Short problem: An exact copy of all the data is required, with pictures left out.

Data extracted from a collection
* * *

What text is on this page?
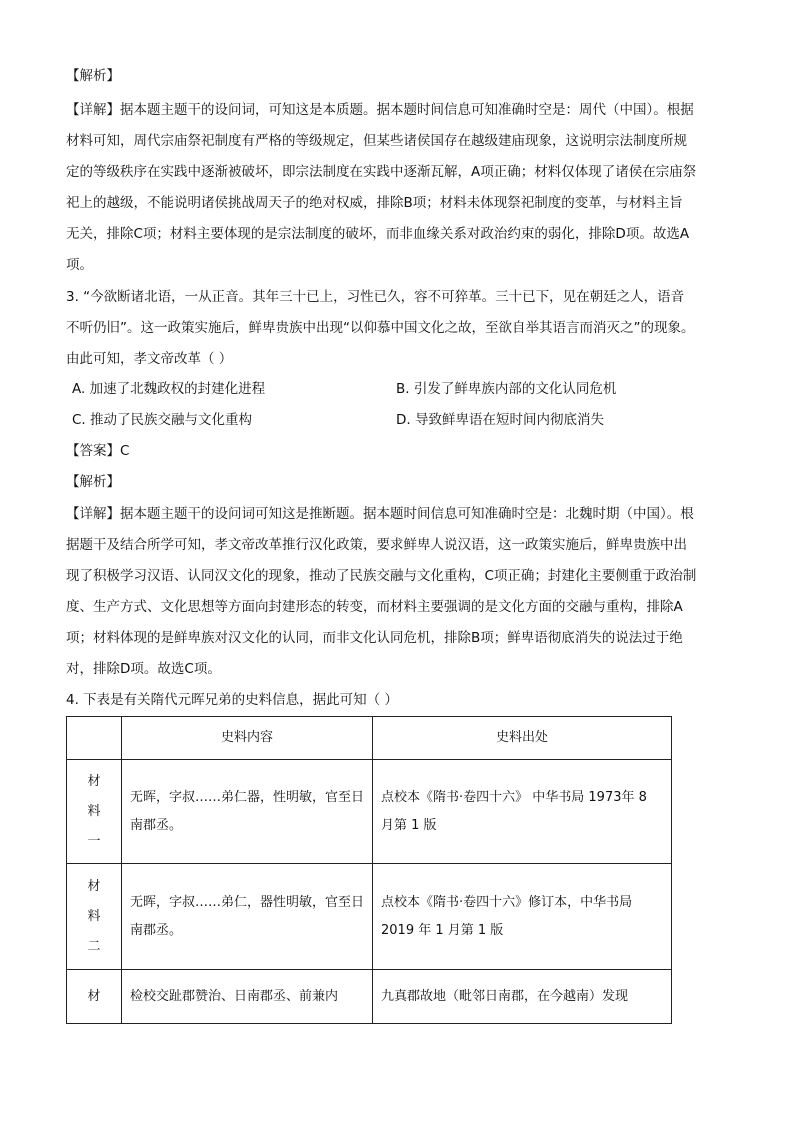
【解析】
【详解】据本题主题干的设问词，可知这是本质题。据本题时间信息可知准确时空是：周代（中国）。根据
材料可知，周代宗庙祭祀制度有严格的等级规定，但某些诸侯国存在越级建庙现象，这说明宗法制度所规
定的等级秩序在实践中逐渐被破坏，即宗法制度在实践中逐渐瓦解，A项正确；材料仅体现了诸侯在宗庙祭
祀上的越级，不能说明诸侯挑战周天子的绝对权威，排除B项；材料未体现祭祀制度的变革，与材料主旨
无关，排除C项；材料主要体现的是宗法制度的破坏，而非血缘关系对政治约束的弱化，排除D项。故选A
项。
3. “今欲断诸北语，一从正音。其年三十已上，习性已久，容不可猝革。三十已下，见在朝廷之人，语音
不听仍旧”。这一政策实施后，鲜卑贵族中出现“以仰慕中国文化之故，至欲自举其语言而消灭之”的现象。
由此可知，孝文帝改革（ ）
A. 加速了北魏政权的封建化进程	B. 引发了鲜卑族内部的文化认同危机
C. 推动了民族交融与文化重构	D. 导致鲜卑语在短时间内彻底消失
【答案】C
【解析】
【详解】据本题主题干的设问词可知这是推断题。据本题时间信息可知准确时空是：北魏时期（中国）。根
据题干及结合所学可知，孝文帝改革推行汉化政策，要求鲜卑人说汉语，这一政策实施后，鲜卑贵族中出
现了积极学习汉语、认同汉文化的现象，推动了民族交融与文化重构，C项正确；封建化主要侧重于政治制
度、生产方式、文化思想等方面向封建形态的转变，而材料主要强调的是文化方面的交融与重构，排除A
项；材料体现的是鲜卑族对汉文化的认同，而非文化认同危机，排除B项；鲜卑语彻底消失的说法过于绝
对，排除D项。故选C项。
4. 下表是有关隋代元晖兄弟的史料信息，据此可知（ ）
	史料内容	史料出处
材料一	无晖，字叔……弟仁器，性明敏，官至日南郡丞。	点校本《隋书·卷四十六》 中华书局 1973年 8 月第 1 版
材料二	无晖，字叔……弟仁，器性明敏，官至日南郡丞。	点校本《隋书·卷四十六》修订本，中华书局 2019 年 1 月第 1 版
材	检校交趾郡赞治、日南郡丞、前兼内	九真郡故地（毗邻日南郡，在今越南）发现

* * *

Result for this task:
What text is on this page?
【解析】
【详解】据本题主题干的设问词，可知这是本质题。据本题时间信息可知准确时空是：周代（中国）。根据
材料可知，周代宗庙祭祀制度有严格的等级规定，但某些诸侯国存在越级建庙现象，这说明宗法制度所规
定的等级秩序在实践中逐渐被破坏，即宗法制度在实践中逐渐瓦解，A项正确；材料仅体现了诸侯在宗庙祭
祀上的越级，不能说明诸侯挑战周天子的绝对权威，排除B项；材料未体现祭祀制度的变革，与材料主旨
无关，排除C项；材料主要体现的是宗法制度的破坏，而非血缘关系对政治约束的弱化，排除D项。故选A
项。
3. “今欲断诸北语，一从正音。其年三十已上，习性已久，容不可猝革。三十已下，见在朝廷之人，语音
不听仍旧”。这一政策实施后，鲜卑贵族中出现“以仰慕中国文化之故，至欲自举其语言而消灭之”的现象。
由此可知，孝文帝改革（ ）
A. 加速了北魏政权的封建化进程	B. 引发了鲜卑族内部的文化认同危机
C. 推动了民族交融与文化重构	D. 导致鲜卑语在短时间内彻底消失
【答案】C
【解析】
【详解】据本题主题干的设问词可知这是推断题。据本题时间信息可知准确时空是：北魏时期（中国）。根
据题干及结合所学可知，孝文帝改革推行汉化政策，要求鲜卑人说汉语，这一政策实施后，鲜卑贵族中出
现了积极学习汉语、认同汉文化的现象，推动了民族交融与文化重构，C项正确；封建化主要侧重于政治制
度、生产方式、文化思想等方面向封建形态的转变，而材料主要强调的是文化方面的交融与重构，排除A
项；材料体现的是鲜卑族对汉文化的认同，而非文化认同危机，排除B项；鲜卑语彻底消失的说法过于绝
对，排除D项。故选C项。
4. 下表是有关隋代元晖兄弟的史料信息，据此可知（ ）
	史料内容	史料出处
材料一	无晖，字叔……弟仁器，性明敏，官至日南郡丞。	点校本《隋书·卷四十六》 中华书局 1973年 8 月第 1 版
材料二	无晖，字叔……弟仁，器性明敏，官至日南郡丞。	点校本《隋书·卷四十六》修订本，中华书局 2019 年 1 月第 1 版
材	检校交趾郡赞治、日南郡丞、前兼内	九真郡故地（毗邻日南郡，在今越南）发现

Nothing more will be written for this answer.